-------- Rows --------

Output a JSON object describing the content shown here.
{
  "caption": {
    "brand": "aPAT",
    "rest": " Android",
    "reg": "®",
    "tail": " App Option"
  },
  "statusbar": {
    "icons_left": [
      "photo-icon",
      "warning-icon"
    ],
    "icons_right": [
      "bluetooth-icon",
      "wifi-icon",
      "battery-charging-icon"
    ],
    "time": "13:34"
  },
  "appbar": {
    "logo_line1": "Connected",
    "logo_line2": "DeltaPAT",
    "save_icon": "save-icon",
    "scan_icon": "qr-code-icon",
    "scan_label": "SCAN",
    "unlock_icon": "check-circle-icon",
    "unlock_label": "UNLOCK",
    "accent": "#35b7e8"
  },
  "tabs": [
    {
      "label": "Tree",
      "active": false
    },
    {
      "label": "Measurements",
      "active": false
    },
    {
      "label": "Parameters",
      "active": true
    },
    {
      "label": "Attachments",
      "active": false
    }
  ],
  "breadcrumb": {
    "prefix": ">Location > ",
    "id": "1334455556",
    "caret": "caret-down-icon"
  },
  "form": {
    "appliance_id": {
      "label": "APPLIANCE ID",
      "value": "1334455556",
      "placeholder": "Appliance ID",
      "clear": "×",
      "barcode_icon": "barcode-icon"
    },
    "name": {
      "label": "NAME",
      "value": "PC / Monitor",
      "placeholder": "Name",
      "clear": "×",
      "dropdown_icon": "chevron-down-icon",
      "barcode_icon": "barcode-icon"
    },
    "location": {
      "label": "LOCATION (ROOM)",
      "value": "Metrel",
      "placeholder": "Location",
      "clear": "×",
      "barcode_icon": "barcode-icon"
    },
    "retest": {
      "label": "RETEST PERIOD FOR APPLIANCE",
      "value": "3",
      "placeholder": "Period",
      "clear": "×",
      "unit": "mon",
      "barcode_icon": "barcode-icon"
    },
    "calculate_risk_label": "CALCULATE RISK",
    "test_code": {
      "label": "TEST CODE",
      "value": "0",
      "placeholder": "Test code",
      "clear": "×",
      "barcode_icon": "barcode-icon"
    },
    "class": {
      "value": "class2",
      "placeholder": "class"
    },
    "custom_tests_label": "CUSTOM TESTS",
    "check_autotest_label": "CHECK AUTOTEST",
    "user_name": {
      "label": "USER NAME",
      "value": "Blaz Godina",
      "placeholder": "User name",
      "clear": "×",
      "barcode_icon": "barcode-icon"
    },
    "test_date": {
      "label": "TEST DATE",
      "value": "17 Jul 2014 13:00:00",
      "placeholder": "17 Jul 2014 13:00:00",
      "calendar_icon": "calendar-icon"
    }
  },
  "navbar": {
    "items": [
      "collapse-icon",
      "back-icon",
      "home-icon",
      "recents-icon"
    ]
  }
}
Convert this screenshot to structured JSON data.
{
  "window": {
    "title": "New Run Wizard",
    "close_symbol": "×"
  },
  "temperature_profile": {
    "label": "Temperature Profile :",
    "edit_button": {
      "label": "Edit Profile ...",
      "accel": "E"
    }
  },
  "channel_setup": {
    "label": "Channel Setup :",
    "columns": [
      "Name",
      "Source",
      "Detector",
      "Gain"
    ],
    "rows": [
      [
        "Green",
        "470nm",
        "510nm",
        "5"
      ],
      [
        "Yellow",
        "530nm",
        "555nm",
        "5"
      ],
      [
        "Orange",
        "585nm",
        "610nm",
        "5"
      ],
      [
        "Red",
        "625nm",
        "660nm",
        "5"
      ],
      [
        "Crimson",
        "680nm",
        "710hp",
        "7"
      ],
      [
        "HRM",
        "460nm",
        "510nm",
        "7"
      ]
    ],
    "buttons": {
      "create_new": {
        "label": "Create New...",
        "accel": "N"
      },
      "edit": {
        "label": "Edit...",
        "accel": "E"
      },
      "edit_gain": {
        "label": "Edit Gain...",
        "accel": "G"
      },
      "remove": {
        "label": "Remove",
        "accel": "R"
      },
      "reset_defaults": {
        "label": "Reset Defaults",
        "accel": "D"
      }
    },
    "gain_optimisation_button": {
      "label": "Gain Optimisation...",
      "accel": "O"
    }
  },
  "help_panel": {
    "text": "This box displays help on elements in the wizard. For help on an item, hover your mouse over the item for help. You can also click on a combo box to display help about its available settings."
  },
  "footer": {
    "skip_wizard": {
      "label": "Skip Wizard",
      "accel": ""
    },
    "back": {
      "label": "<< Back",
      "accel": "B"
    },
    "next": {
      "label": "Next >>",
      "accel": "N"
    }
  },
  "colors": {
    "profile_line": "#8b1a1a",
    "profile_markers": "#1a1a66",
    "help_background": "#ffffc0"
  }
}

--------

To do
Tell how many lines in the records above contain "placeholder", giving the number and no other words.

Output for this task
8